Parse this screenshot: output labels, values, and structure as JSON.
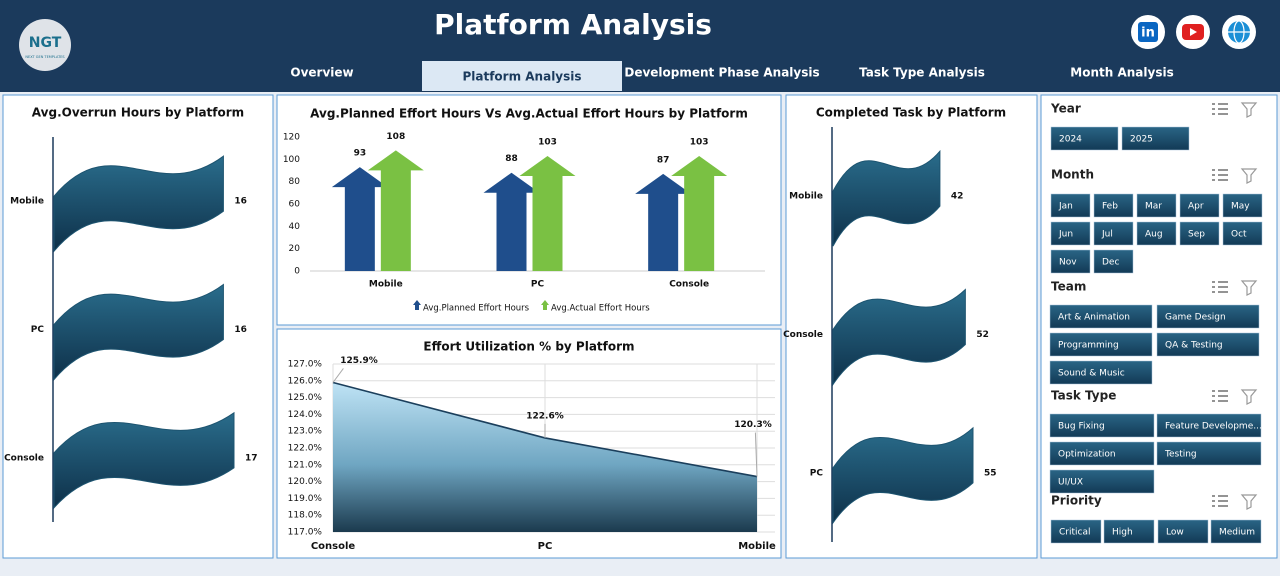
{
  "header": {
    "title": "Platform Analysis",
    "logo": "NGT",
    "logo_sub": "NEXT GEN TEMPLATES",
    "social": [
      "in"
    ]
  },
  "nav": {
    "tabs": [
      "Overview",
      "Platform Analysis",
      "Development Phase Analysis",
      "Task Type Analysis",
      "Month Analysis"
    ],
    "active": 1
  },
  "chart_data": [
    {
      "type": "bar",
      "orientation": "horizontal",
      "title": "Avg.Overrun Hours by Platform",
      "categories": [
        "Mobile",
        "PC",
        "Console"
      ],
      "values": [
        16,
        16,
        17
      ],
      "color": "#1d5470"
    },
    {
      "type": "bar",
      "title": "Avg.Planned Effort Hours Vs Avg.Actual Effort Hours by Platform",
      "categories": [
        "Mobile",
        "PC",
        "Console"
      ],
      "series": [
        {
          "name": "Avg.Planned Effort Hours",
          "color": "#1f4e8c",
          "values": [
            93,
            88,
            87
          ]
        },
        {
          "name": "Avg.Actual Effort Hours",
          "color": "#7ac143",
          "values": [
            108,
            103,
            103
          ]
        }
      ],
      "ylim": [
        0,
        120
      ],
      "yticks": [
        0,
        20,
        40,
        60,
        80,
        100,
        120
      ],
      "grid": false
    },
    {
      "type": "area",
      "title": "Effort Utilization % by Platform",
      "categories": [
        "Console",
        "PC",
        "Mobile"
      ],
      "values": [
        125.9,
        122.6,
        120.3
      ],
      "value_labels": [
        "125.9%",
        "122.6%",
        "120.3%"
      ],
      "color": "#1b3f5c",
      "ylim": [
        117,
        127
      ],
      "yticks": [
        {
          "value": 117,
          "label": "117.0%"
        },
        {
          "value": 118,
          "label": "118.0%"
        },
        {
          "value": 119,
          "label": "119.0%"
        },
        {
          "value": 120,
          "label": "120.0%"
        },
        {
          "value": 121,
          "label": "121.0%"
        },
        {
          "value": 122,
          "label": "122.0%"
        },
        {
          "value": 123,
          "label": "123.0%"
        },
        {
          "value": 124,
          "label": "124.0%"
        },
        {
          "value": 125,
          "label": "125.0%"
        },
        {
          "value": 126,
          "label": "126.0%"
        },
        {
          "value": 127,
          "label": "127.0%"
        }
      ],
      "grid": true
    },
    {
      "type": "bar",
      "orientation": "horizontal",
      "title": "Completed Task by Platform",
      "categories": [
        "Mobile",
        "Console",
        "PC"
      ],
      "values": [
        42,
        52,
        55
      ],
      "color": "#1d5470"
    }
  ],
  "slicers": [
    {
      "title": "Year",
      "items": [
        "2024",
        "2025"
      ]
    },
    {
      "title": "Month",
      "items": [
        "Jan",
        "Feb",
        "Mar",
        "Apr",
        "May",
        "Jun",
        "Jul",
        "Aug",
        "Sep",
        "Oct",
        "Nov",
        "Dec"
      ]
    },
    {
      "title": "Team",
      "items": [
        "Art & Animation",
        "Game Design",
        "Programming",
        "QA & Testing",
        "Sound & Music"
      ]
    },
    {
      "title": "Task Type",
      "items": [
        "Bug Fixing",
        "Feature Developme...",
        "Optimization",
        "Testing",
        "UI/UX"
      ]
    },
    {
      "title": "Priority",
      "items": [
        "Critical",
        "High",
        "Low",
        "Medium"
      ]
    }
  ]
}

○ ○ ○ ○ ○ ○ ○

Using the data above, write out every line exactly, leaving the images behind.

**RESPONSE:**
Parse this screenshot: output labels, values, and structure as JSON.
{
  "header": {
    "title": "Platform Analysis",
    "logo": "NGT",
    "logo_sub": "NEXT GEN TEMPLATES",
    "social": [
      "in"
    ]
  },
  "nav": {
    "tabs": [
      "Overview",
      "Platform Analysis",
      "Development Phase Analysis",
      "Task Type Analysis",
      "Month Analysis"
    ],
    "active": 1
  },
  "chart_data": [
    {
      "type": "bar",
      "orientation": "horizontal",
      "title": "Avg.Overrun Hours by Platform",
      "categories": [
        "Mobile",
        "PC",
        "Console"
      ],
      "values": [
        16,
        16,
        17
      ],
      "color": "#1d5470"
    },
    {
      "type": "bar",
      "title": "Avg.Planned Effort Hours Vs Avg.Actual Effort Hours by Platform",
      "categories": [
        "Mobile",
        "PC",
        "Console"
      ],
      "series": [
        {
          "name": "Avg.Planned Effort Hours",
          "color": "#1f4e8c",
          "values": [
            93,
            88,
            87
          ]
        },
        {
          "name": "Avg.Actual Effort Hours",
          "color": "#7ac143",
          "values": [
            108,
            103,
            103
          ]
        }
      ],
      "ylim": [
        0,
        120
      ],
      "yticks": [
        0,
        20,
        40,
        60,
        80,
        100,
        120
      ],
      "grid": false
    },
    {
      "type": "area",
      "title": "Effort Utilization % by Platform",
      "categories": [
        "Console",
        "PC",
        "Mobile"
      ],
      "values": [
        125.9,
        122.6,
        120.3
      ],
      "value_labels": [
        "125.9%",
        "122.6%",
        "120.3%"
      ],
      "color": "#1b3f5c",
      "ylim": [
        117,
        127
      ],
      "yticks": [
        {
          "value": 117,
          "label": "117.0%"
        },
        {
          "value": 118,
          "label": "118.0%"
        },
        {
          "value": 119,
          "label": "119.0%"
        },
        {
          "value": 120,
          "label": "120.0%"
        },
        {
          "value": 121,
          "label": "121.0%"
        },
        {
          "value": 122,
          "label": "122.0%"
        },
        {
          "value": 123,
          "label": "123.0%"
        },
        {
          "value": 124,
          "label": "124.0%"
        },
        {
          "value": 125,
          "label": "125.0%"
        },
        {
          "value": 126,
          "label": "126.0%"
        },
        {
          "value": 127,
          "label": "127.0%"
        }
      ],
      "grid": true
    },
    {
      "type": "bar",
      "orientation": "horizontal",
      "title": "Completed Task by Platform",
      "categories": [
        "Mobile",
        "Console",
        "PC"
      ],
      "values": [
        42,
        52,
        55
      ],
      "color": "#1d5470"
    }
  ],
  "slicers": [
    {
      "title": "Year",
      "items": [
        "2024",
        "2025"
      ]
    },
    {
      "title": "Month",
      "items": [
        "Jan",
        "Feb",
        "Mar",
        "Apr",
        "May",
        "Jun",
        "Jul",
        "Aug",
        "Sep",
        "Oct",
        "Nov",
        "Dec"
      ]
    },
    {
      "title": "Team",
      "items": [
        "Art & Animation",
        "Game Design",
        "Programming",
        "QA & Testing",
        "Sound & Music"
      ]
    },
    {
      "title": "Task Type",
      "items": [
        "Bug Fixing",
        "Feature Developme...",
        "Optimization",
        "Testing",
        "UI/UX"
      ]
    },
    {
      "title": "Priority",
      "items": [
        "Critical",
        "High",
        "Low",
        "Medium"
      ]
    }
  ]
}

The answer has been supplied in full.